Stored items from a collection
···

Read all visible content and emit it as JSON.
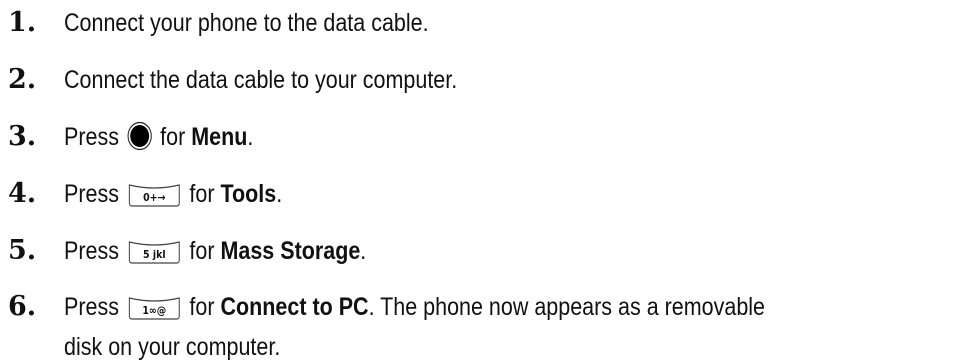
{
  "steps": [
    {
      "number": "1.",
      "text": "Connect your phone to the data cable."
    },
    {
      "number": "2.",
      "text": "Connect the data cable to your computer."
    },
    {
      "number": "3.",
      "before": "Press",
      "key_icon": "menu-ok-button-icon",
      "middle": "for",
      "bold": "Menu",
      "after": "."
    },
    {
      "number": "4.",
      "before": "Press",
      "key_icon": "key-0-icon",
      "key_label": "0+→",
      "middle": "for",
      "bold": "Tools",
      "after": "."
    },
    {
      "number": "5.",
      "before": "Press",
      "key_icon": "key-5-icon",
      "key_label": "5 jkl",
      "middle": "for",
      "bold": "Mass Storage",
      "after": "."
    },
    {
      "number": "6.",
      "before": "Press",
      "key_icon": "key-1-icon",
      "key_label": "1∞@",
      "middle": "for",
      "bold": "Connect to PC",
      "after": ". The phone now appears as a removable",
      "line2": "disk on your computer."
    }
  ]
}
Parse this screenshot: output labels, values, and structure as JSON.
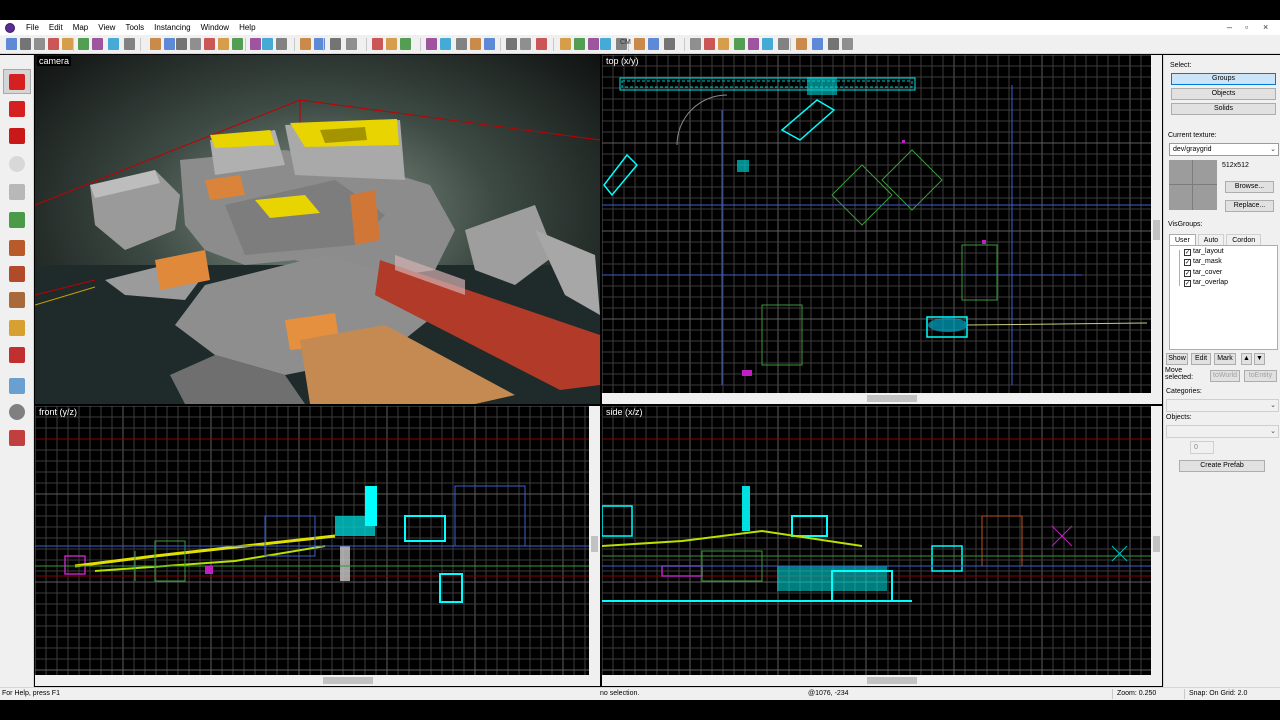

···

→ YOUR OBJECTIVE:
Output a faithful copy of the data, with each picture left out.

→ RESULT FOR THIS EXERCISE:
Read all visible content and emit it as JSON.
{
  "steps": [
    {
      "number": "1.",
      "text": "Connect your phone to the data cable."
    },
    {
      "number": "2.",
      "text": "Connect the data cable to your computer."
    },
    {
      "number": "3.",
      "before": "Press",
      "key_icon": "menu-ok-button-icon",
      "middle": "for",
      "bold": "Menu",
      "after": "."
    },
    {
      "number": "4.",
      "before": "Press",
      "key_icon": "key-0-icon",
      "key_label": "0+→",
      "middle": "for",
      "bold": "Tools",
      "after": "."
    },
    {
      "number": "5.",
      "before": "Press",
      "key_icon": "key-5-icon",
      "key_label": "5 jkl",
      "middle": "for",
      "bold": "Mass Storage",
      "after": "."
    },
    {
      "number": "6.",
      "before": "Press",
      "key_icon": "key-1-icon",
      "key_label": "1∞@",
      "middle": "for",
      "bold": "Connect to PC",
      "after": ". The phone now appears as a removable",
      "line2": "disk on your computer."
    }
  ]
}
Parse this screenshot: output labels, values, and structure as JSON.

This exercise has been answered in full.